What needs to be done:
Copy the lines holding the word "text", all of them.

##############################

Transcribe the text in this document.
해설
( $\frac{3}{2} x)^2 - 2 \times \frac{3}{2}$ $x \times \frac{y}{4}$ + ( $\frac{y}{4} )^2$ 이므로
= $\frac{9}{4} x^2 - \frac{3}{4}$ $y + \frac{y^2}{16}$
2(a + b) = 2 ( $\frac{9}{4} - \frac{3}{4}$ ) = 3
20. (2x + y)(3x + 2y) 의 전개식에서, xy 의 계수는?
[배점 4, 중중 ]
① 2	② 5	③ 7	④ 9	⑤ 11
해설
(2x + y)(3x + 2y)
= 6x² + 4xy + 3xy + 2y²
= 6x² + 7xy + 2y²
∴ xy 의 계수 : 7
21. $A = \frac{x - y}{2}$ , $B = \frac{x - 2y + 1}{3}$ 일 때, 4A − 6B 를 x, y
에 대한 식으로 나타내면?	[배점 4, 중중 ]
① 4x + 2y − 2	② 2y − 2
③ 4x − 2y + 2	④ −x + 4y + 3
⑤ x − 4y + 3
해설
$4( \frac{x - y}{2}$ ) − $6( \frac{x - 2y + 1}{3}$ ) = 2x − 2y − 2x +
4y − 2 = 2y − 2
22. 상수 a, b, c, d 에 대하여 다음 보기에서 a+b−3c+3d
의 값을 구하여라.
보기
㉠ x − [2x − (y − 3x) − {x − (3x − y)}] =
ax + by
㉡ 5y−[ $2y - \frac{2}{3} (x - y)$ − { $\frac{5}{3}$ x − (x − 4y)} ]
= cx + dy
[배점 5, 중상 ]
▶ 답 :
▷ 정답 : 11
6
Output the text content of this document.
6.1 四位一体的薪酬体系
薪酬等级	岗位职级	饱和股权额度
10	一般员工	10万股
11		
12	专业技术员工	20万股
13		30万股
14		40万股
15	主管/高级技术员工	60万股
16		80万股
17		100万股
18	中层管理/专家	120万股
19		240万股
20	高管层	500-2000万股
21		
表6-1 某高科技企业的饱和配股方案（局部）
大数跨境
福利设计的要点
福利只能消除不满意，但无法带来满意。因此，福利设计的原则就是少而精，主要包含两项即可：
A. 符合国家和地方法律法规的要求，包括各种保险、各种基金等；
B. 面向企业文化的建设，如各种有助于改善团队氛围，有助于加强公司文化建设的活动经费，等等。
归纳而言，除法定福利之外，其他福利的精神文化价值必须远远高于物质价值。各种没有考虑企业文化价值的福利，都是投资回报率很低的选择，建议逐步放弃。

##############################

Output for this task:
Transcribe the text in this document.
Output the text content of this document.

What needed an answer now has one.